### GOAL OF THE EXERCISE
Scan the records and identify every line in which the string "Yusuf" occurs, then return those lines.

— Begin —

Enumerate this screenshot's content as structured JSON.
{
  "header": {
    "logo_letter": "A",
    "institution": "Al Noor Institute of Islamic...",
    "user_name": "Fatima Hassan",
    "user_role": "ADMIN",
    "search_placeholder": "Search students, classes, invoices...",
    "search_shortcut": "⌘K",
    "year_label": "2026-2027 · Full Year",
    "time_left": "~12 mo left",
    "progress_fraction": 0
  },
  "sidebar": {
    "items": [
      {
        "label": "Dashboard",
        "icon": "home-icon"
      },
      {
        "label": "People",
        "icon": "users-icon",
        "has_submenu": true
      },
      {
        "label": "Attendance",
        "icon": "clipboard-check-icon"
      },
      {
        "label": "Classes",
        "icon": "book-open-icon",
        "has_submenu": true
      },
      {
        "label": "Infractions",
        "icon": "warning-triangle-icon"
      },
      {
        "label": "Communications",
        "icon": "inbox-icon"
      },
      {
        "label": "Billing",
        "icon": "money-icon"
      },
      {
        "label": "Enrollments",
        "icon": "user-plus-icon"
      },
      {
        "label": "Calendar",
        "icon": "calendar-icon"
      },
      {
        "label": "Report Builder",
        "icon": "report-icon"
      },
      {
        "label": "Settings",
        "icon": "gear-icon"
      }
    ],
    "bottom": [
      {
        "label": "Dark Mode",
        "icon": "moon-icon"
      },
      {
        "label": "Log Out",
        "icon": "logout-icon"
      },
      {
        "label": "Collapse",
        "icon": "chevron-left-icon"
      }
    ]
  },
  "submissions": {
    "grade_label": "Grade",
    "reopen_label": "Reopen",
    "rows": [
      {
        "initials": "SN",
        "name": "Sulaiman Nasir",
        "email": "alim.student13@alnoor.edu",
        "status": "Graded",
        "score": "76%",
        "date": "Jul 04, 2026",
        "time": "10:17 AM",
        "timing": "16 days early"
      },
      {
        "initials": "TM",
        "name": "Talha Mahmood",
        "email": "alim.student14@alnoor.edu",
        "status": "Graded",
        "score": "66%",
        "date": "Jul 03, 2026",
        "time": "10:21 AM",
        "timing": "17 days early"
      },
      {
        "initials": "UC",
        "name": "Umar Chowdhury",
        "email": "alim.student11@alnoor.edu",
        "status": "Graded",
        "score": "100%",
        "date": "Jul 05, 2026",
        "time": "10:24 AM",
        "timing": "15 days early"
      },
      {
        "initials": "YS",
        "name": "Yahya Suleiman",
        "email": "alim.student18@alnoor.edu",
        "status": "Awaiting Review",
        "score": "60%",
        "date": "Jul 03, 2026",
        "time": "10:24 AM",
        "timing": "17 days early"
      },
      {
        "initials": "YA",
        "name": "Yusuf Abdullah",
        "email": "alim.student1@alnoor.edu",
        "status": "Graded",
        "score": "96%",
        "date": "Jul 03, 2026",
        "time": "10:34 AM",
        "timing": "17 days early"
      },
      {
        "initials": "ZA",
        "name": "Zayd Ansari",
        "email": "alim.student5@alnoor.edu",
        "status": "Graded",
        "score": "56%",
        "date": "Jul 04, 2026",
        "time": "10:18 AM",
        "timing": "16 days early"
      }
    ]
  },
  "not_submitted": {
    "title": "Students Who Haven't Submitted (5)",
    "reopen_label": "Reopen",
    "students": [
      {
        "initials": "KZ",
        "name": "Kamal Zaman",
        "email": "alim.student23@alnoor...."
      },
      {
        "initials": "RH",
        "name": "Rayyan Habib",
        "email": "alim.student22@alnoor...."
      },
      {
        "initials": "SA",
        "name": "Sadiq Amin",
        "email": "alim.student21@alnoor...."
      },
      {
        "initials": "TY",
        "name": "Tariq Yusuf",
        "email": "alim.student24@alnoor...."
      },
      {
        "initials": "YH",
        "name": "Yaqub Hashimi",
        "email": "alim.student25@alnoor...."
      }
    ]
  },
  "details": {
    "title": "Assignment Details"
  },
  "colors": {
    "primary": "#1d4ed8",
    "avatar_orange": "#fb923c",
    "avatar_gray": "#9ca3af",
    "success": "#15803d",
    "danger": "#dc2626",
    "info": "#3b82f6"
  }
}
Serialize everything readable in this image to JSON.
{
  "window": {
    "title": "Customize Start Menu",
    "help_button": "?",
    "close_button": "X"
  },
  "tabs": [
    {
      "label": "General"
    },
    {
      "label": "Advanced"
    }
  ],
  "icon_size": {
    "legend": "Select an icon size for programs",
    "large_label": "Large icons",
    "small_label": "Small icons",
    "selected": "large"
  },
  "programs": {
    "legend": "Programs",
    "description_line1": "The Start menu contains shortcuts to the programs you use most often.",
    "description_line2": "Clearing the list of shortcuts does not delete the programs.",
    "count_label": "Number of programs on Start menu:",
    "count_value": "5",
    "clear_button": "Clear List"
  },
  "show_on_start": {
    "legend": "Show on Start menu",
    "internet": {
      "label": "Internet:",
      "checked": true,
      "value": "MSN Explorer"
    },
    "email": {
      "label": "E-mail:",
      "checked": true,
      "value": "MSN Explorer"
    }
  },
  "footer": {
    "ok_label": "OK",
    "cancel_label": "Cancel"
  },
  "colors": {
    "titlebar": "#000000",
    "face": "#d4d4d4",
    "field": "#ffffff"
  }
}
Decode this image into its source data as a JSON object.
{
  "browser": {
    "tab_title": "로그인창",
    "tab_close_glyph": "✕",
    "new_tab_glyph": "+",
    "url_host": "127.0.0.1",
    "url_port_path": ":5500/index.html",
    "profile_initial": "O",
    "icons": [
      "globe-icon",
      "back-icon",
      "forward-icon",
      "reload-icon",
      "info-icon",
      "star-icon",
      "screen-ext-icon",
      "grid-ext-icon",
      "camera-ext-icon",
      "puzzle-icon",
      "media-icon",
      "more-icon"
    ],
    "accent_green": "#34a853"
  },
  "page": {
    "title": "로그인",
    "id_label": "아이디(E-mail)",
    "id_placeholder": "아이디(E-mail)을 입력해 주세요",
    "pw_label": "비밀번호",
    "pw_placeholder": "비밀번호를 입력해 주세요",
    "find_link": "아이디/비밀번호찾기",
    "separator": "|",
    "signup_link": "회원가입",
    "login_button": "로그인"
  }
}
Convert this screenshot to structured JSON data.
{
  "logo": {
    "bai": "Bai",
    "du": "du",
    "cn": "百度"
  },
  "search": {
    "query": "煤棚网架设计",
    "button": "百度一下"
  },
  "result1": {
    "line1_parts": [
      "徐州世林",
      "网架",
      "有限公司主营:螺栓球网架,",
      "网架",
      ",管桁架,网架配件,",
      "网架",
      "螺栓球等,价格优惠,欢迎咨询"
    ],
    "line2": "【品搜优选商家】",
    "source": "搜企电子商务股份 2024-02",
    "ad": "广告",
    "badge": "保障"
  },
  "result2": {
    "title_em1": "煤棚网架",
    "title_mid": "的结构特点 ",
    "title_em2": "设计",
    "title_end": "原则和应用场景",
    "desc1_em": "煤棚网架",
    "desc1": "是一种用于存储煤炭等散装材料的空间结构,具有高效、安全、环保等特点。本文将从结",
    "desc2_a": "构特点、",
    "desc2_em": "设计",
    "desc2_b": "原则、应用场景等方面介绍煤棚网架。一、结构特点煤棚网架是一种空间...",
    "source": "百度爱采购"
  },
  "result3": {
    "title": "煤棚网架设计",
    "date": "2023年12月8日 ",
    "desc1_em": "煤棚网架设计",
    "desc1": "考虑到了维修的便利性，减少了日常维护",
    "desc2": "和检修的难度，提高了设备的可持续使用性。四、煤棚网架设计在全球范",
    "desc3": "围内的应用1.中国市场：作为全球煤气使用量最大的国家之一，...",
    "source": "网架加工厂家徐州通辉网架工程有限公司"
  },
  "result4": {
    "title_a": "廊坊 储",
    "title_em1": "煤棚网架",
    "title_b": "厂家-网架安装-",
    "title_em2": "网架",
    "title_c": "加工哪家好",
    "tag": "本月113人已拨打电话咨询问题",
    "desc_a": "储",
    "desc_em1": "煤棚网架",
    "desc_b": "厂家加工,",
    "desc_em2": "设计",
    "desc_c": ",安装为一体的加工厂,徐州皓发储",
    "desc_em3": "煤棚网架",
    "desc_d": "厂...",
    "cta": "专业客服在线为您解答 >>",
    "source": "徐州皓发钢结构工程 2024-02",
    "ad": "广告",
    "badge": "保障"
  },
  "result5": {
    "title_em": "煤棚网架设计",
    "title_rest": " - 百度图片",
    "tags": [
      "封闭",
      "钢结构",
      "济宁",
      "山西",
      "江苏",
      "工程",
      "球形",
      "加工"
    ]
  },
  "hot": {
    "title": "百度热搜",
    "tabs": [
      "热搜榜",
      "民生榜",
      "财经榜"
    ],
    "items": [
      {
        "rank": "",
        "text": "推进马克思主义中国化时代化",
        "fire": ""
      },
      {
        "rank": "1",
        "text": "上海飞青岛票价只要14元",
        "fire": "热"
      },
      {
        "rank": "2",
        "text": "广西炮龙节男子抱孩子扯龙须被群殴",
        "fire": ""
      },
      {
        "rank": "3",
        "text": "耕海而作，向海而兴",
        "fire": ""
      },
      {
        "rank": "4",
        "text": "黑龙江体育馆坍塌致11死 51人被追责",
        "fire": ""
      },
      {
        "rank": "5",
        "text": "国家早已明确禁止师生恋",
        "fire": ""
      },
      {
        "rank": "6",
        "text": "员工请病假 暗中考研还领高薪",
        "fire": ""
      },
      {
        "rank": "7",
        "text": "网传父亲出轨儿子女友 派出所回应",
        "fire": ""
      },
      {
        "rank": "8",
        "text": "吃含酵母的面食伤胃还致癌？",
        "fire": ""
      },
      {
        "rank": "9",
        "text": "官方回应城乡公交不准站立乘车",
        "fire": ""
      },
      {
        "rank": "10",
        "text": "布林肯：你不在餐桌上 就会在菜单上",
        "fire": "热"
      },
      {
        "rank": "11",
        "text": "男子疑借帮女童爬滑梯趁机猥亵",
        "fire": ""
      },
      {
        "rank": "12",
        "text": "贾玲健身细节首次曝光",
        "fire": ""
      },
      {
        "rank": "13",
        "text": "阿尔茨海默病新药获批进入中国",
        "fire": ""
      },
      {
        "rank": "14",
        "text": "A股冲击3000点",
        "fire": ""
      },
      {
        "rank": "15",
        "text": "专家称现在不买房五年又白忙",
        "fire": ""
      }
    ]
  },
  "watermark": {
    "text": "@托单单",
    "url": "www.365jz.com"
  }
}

— End —

### RESULT BELOW
        "name": "Yusuf Abdullah",
        "name": "Tariq Yusuf",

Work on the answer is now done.